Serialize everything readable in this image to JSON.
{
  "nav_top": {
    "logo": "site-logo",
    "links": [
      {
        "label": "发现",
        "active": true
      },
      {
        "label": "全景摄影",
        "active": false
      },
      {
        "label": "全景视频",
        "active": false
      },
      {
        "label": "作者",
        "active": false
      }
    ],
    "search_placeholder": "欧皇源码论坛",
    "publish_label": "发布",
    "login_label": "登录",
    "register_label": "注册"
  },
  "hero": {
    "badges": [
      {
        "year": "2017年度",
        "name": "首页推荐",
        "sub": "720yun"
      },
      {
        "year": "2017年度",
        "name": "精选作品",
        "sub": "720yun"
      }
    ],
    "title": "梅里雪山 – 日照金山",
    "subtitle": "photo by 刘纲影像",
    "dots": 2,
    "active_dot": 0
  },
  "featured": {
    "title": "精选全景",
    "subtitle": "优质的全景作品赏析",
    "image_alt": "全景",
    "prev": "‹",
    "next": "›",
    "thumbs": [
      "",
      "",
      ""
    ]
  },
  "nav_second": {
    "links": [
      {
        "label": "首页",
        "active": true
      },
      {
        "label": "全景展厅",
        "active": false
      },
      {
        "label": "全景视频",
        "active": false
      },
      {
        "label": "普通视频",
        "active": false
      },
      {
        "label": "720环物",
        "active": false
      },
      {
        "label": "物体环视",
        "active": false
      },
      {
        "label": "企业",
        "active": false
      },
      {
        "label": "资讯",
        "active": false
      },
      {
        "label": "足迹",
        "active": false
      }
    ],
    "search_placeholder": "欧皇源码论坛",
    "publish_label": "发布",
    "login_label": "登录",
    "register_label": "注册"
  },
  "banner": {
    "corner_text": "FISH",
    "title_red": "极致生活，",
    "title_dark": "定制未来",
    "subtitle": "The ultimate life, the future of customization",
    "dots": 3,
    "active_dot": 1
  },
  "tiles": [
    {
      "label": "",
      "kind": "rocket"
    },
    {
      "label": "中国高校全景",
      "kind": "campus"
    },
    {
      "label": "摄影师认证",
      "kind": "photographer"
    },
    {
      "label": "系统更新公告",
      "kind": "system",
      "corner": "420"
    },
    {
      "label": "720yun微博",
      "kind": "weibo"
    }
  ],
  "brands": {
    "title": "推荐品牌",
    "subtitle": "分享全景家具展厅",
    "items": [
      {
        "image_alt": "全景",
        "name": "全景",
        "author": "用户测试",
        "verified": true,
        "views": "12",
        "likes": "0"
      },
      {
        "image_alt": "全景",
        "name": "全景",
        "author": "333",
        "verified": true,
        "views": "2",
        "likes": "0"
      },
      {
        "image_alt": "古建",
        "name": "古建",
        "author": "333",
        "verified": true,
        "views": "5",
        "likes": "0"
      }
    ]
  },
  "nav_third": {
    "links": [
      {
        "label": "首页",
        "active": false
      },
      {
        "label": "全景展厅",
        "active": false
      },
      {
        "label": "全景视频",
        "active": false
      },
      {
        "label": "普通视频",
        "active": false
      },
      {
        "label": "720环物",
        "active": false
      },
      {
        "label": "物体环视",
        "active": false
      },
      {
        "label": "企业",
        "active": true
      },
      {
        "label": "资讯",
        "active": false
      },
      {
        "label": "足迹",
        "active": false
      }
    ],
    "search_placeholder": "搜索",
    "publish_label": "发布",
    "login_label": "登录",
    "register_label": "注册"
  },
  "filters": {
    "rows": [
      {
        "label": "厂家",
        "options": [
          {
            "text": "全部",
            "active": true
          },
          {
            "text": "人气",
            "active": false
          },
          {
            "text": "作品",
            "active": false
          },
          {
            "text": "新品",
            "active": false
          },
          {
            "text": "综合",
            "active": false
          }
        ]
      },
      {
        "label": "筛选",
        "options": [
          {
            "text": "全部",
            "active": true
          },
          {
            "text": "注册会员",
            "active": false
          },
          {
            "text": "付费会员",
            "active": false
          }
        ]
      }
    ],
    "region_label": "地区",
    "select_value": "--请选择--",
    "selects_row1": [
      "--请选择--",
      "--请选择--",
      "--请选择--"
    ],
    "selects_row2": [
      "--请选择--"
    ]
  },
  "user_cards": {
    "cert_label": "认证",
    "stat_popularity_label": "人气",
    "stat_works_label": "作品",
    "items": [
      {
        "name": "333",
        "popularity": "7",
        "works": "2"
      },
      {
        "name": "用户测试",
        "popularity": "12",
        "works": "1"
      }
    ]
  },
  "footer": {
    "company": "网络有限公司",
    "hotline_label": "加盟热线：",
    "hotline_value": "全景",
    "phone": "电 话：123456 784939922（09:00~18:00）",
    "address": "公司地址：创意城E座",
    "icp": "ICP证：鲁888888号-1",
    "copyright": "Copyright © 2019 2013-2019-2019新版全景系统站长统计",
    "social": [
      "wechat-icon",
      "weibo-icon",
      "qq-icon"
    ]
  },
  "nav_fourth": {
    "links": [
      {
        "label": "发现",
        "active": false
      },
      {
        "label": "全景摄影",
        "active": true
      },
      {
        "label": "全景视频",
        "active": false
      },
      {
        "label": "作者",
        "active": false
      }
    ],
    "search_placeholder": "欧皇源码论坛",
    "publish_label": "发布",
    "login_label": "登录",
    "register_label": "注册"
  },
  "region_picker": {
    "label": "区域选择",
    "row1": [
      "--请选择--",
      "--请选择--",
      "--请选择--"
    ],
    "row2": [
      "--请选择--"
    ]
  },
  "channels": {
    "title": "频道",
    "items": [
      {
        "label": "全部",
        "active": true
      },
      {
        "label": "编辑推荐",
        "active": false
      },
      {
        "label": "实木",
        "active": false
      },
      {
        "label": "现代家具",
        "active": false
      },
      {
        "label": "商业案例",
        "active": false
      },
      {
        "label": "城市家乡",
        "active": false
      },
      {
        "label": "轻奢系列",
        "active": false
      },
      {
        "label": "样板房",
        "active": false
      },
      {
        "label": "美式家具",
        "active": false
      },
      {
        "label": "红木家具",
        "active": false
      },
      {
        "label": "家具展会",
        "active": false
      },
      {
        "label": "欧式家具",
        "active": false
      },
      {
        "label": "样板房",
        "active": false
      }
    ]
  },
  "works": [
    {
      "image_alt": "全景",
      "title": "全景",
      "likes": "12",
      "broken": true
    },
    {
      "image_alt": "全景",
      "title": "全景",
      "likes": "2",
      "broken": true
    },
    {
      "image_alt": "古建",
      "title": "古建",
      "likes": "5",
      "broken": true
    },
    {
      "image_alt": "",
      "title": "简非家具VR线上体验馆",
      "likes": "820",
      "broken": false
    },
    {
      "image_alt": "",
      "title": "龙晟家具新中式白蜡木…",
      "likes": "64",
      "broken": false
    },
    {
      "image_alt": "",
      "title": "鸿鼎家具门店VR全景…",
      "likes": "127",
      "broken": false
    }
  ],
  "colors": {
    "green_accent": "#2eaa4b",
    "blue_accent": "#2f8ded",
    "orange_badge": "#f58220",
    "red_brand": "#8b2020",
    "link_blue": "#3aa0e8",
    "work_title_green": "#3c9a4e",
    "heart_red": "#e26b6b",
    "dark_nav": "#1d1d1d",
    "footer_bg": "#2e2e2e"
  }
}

· · · · · · ·

# To do
Reproduce the material exactly, with every line intact.

# Answer for the task
Serialize everything readable in this image to JSON.
{
  "nav_top": {
    "logo": "site-logo",
    "links": [
      {
        "label": "发现",
        "active": true
      },
      {
        "label": "全景摄影",
        "active": false
      },
      {
        "label": "全景视频",
        "active": false
      },
      {
        "label": "作者",
        "active": false
      }
    ],
    "search_placeholder": "欧皇源码论坛",
    "publish_label": "发布",
    "login_label": "登录",
    "register_label": "注册"
  },
  "hero": {
    "badges": [
      {
        "year": "2017年度",
        "name": "首页推荐",
        "sub": "720yun"
      },
      {
        "year": "2017年度",
        "name": "精选作品",
        "sub": "720yun"
      }
    ],
    "title": "梅里雪山 – 日照金山",
    "subtitle": "photo by 刘纲影像",
    "dots": 2,
    "active_dot": 0
  },
  "featured": {
    "title": "精选全景",
    "subtitle": "优质的全景作品赏析",
    "image_alt": "全景",
    "prev": "‹",
    "next": "›",
    "thumbs": [
      "",
      "",
      ""
    ]
  },
  "nav_second": {
    "links": [
      {
        "label": "首页",
        "active": true
      },
      {
        "label": "全景展厅",
        "active": false
      },
      {
        "label": "全景视频",
        "active": false
      },
      {
        "label": "普通视频",
        "active": false
      },
      {
        "label": "720环物",
        "active": false
      },
      {
        "label": "物体环视",
        "active": false
      },
      {
        "label": "企业",
        "active": false
      },
      {
        "label": "资讯",
        "active": false
      },
      {
        "label": "足迹",
        "active": false
      }
    ],
    "search_placeholder": "欧皇源码论坛",
    "publish_label": "发布",
    "login_label": "登录",
    "register_label": "注册"
  },
  "banner": {
    "corner_text": "FISH",
    "title_red": "极致生活，",
    "title_dark": "定制未来",
    "subtitle": "The ultimate life, the future of customization",
    "dots": 3,
    "active_dot": 1
  },
  "tiles": [
    {
      "label": "",
      "kind": "rocket"
    },
    {
      "label": "中国高校全景",
      "kind": "campus"
    },
    {
      "label": "摄影师认证",
      "kind": "photographer"
    },
    {
      "label": "系统更新公告",
      "kind": "system",
      "corner": "420"
    },
    {
      "label": "720yun微博",
      "kind": "weibo"
    }
  ],
  "brands": {
    "title": "推荐品牌",
    "subtitle": "分享全景家具展厅",
    "items": [
      {
        "image_alt": "全景",
        "name": "全景",
        "author": "用户测试",
        "verified": true,
        "views": "12",
        "likes": "0"
      },
      {
        "image_alt": "全景",
        "name": "全景",
        "author": "333",
        "verified": true,
        "views": "2",
        "likes": "0"
      },
      {
        "image_alt": "古建",
        "name": "古建",
        "author": "333",
        "verified": true,
        "views": "5",
        "likes": "0"
      }
    ]
  },
  "nav_third": {
    "links": [
      {
        "label": "首页",
        "active": false
      },
      {
        "label": "全景展厅",
        "active": false
      },
      {
        "label": "全景视频",
        "active": false
      },
      {
        "label": "普通视频",
        "active": false
      },
      {
        "label": "720环物",
        "active": false
      },
      {
        "label": "物体环视",
        "active": false
      },
      {
        "label": "企业",
        "active": true
      },
      {
        "label": "资讯",
        "active": false
      },
      {
        "label": "足迹",
        "active": false
      }
    ],
    "search_placeholder": "搜索",
    "publish_label": "发布",
    "login_label": "登录",
    "register_label": "注册"
  },
  "filters": {
    "rows": [
      {
        "label": "厂家",
        "options": [
          {
            "text": "全部",
            "active": true
          },
          {
            "text": "人气",
            "active": false
          },
          {
            "text": "作品",
            "active": false
          },
          {
            "text": "新品",
            "active": false
          },
          {
            "text": "综合",
            "active": false
          }
        ]
      },
      {
        "label": "筛选",
        "options": [
          {
            "text": "全部",
            "active": true
          },
          {
            "text": "注册会员",
            "active": false
          },
          {
            "text": "付费会员",
            "active": false
          }
        ]
      }
    ],
    "region_label": "地区",
    "select_value": "--请选择--",
    "selects_row1": [
      "--请选择--",
      "--请选择--",
      "--请选择--"
    ],
    "selects_row2": [
      "--请选择--"
    ]
  },
  "user_cards": {
    "cert_label": "认证",
    "stat_popularity_label": "人气",
    "stat_works_label": "作品",
    "items": [
      {
        "name": "333",
        "popularity": "7",
        "works": "2"
      },
      {
        "name": "用户测试",
        "popularity": "12",
        "works": "1"
      }
    ]
  },
  "footer": {
    "company": "网络有限公司",
    "hotline_label": "加盟热线：",
    "hotline_value": "全景",
    "phone": "电 话：123456 784939922（09:00~18:00）",
    "address": "公司地址：创意城E座",
    "icp": "ICP证：鲁888888号-1",
    "copyright": "Copyright © 2019 2013-2019-2019新版全景系统站长统计",
    "social": [
      "wechat-icon",
      "weibo-icon",
      "qq-icon"
    ]
  },
  "nav_fourth": {
    "links": [
      {
        "label": "发现",
        "active": false
      },
      {
        "label": "全景摄影",
        "active": true
      },
      {
        "label": "全景视频",
        "active": false
      },
      {
        "label": "作者",
        "active": false
      }
    ],
    "search_placeholder": "欧皇源码论坛",
    "publish_label": "发布",
    "login_label": "登录",
    "register_label": "注册"
  },
  "region_picker": {
    "label": "区域选择",
    "row1": [
      "--请选择--",
      "--请选择--",
      "--请选择--"
    ],
    "row2": [
      "--请选择--"
    ]
  },
  "channels": {
    "title": "频道",
    "items": [
      {
        "label": "全部",
        "active": true
      },
      {
        "label": "编辑推荐",
        "active": false
      },
      {
        "label": "实木",
        "active": false
      },
      {
        "label": "现代家具",
        "active": false
      },
      {
        "label": "商业案例",
        "active": false
      },
      {
        "label": "城市家乡",
        "active": false
      },
      {
        "label": "轻奢系列",
        "active": false
      },
      {
        "label": "样板房",
        "active": false
      },
      {
        "label": "美式家具",
        "active": false
      },
      {
        "label": "红木家具",
        "active": false
      },
      {
        "label": "家具展会",
        "active": false
      },
      {
        "label": "欧式家具",
        "active": false
      },
      {
        "label": "样板房",
        "active": false
      }
    ]
  },
  "works": [
    {
      "image_alt": "全景",
      "title": "全景",
      "likes": "12",
      "broken": true
    },
    {
      "image_alt": "全景",
      "title": "全景",
      "likes": "2",
      "broken": true
    },
    {
      "image_alt": "古建",
      "title": "古建",
      "likes": "5",
      "broken": true
    },
    {
      "image_alt": "",
      "title": "简非家具VR线上体验馆",
      "likes": "820",
      "broken": false
    },
    {
      "image_alt": "",
      "title": "龙晟家具新中式白蜡木…",
      "likes": "64",
      "broken": false
    },
    {
      "image_alt": "",
      "title": "鸿鼎家具门店VR全景…",
      "likes": "127",
      "broken": false
    }
  ],
  "colors": {
    "green_accent": "#2eaa4b",
    "blue_accent": "#2f8ded",
    "orange_badge": "#f58220",
    "red_brand": "#8b2020",
    "link_blue": "#3aa0e8",
    "work_title_green": "#3c9a4e",
    "heart_red": "#e26b6b",
    "dark_nav": "#1d1d1d",
    "footer_bg": "#2e2e2e"
  }
}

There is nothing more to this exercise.